■ **Provided information**
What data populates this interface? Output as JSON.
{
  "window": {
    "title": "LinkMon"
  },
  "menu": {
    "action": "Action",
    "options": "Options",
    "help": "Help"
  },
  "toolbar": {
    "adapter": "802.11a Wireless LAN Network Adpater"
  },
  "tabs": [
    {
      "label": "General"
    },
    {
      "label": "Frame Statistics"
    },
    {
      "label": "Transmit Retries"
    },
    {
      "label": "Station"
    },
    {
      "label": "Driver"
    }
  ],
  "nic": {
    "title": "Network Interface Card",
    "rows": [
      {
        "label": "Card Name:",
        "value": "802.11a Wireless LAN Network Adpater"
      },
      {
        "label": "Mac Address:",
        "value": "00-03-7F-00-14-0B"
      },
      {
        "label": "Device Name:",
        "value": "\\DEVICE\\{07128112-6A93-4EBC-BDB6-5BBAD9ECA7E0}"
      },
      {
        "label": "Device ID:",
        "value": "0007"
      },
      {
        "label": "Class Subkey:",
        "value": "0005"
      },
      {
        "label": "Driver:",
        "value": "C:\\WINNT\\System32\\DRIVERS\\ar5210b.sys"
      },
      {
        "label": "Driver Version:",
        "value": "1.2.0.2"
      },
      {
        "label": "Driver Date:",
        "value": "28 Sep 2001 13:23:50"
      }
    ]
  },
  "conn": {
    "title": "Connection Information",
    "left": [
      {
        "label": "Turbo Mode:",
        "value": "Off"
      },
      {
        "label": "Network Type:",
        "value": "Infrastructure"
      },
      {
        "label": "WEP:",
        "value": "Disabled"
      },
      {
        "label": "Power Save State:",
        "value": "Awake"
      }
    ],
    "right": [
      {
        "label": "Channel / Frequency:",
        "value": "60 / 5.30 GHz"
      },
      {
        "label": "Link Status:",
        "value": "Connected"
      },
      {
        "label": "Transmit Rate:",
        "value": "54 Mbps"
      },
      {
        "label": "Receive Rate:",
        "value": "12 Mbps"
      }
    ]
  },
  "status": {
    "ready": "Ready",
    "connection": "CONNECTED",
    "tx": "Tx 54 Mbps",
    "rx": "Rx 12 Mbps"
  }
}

■ **Requirements**
Copy the material above back out, exactly as written.

■ **Answer in full**
What data populates this interface? Output as JSON.
{
  "window": {
    "title": "LinkMon"
  },
  "menu": {
    "action": "Action",
    "options": "Options",
    "help": "Help"
  },
  "toolbar": {
    "adapter": "802.11a Wireless LAN Network Adpater"
  },
  "tabs": [
    {
      "label": "General"
    },
    {
      "label": "Frame Statistics"
    },
    {
      "label": "Transmit Retries"
    },
    {
      "label": "Station"
    },
    {
      "label": "Driver"
    }
  ],
  "nic": {
    "title": "Network Interface Card",
    "rows": [
      {
        "label": "Card Name:",
        "value": "802.11a Wireless LAN Network Adpater"
      },
      {
        "label": "Mac Address:",
        "value": "00-03-7F-00-14-0B"
      },
      {
        "label": "Device Name:",
        "value": "\\DEVICE\\{07128112-6A93-4EBC-BDB6-5BBAD9ECA7E0}"
      },
      {
        "label": "Device ID:",
        "value": "0007"
      },
      {
        "label": "Class Subkey:",
        "value": "0005"
      },
      {
        "label": "Driver:",
        "value": "C:\\WINNT\\System32\\DRIVERS\\ar5210b.sys"
      },
      {
        "label": "Driver Version:",
        "value": "1.2.0.2"
      },
      {
        "label": "Driver Date:",
        "value": "28 Sep 2001 13:23:50"
      }
    ]
  },
  "conn": {
    "title": "Connection Information",
    "left": [
      {
        "label": "Turbo Mode:",
        "value": "Off"
      },
      {
        "label": "Network Type:",
        "value": "Infrastructure"
      },
      {
        "label": "WEP:",
        "value": "Disabled"
      },
      {
        "label": "Power Save State:",
        "value": "Awake"
      }
    ],
    "right": [
      {
        "label": "Channel / Frequency:",
        "value": "60 / 5.30 GHz"
      },
      {
        "label": "Link Status:",
        "value": "Connected"
      },
      {
        "label": "Transmit Rate:",
        "value": "54 Mbps"
      },
      {
        "label": "Receive Rate:",
        "value": "12 Mbps"
      }
    ]
  },
  "status": {
    "ready": "Ready",
    "connection": "CONNECTED",
    "tx": "Tx 54 Mbps",
    "rx": "Rx 12 Mbps"
  }
}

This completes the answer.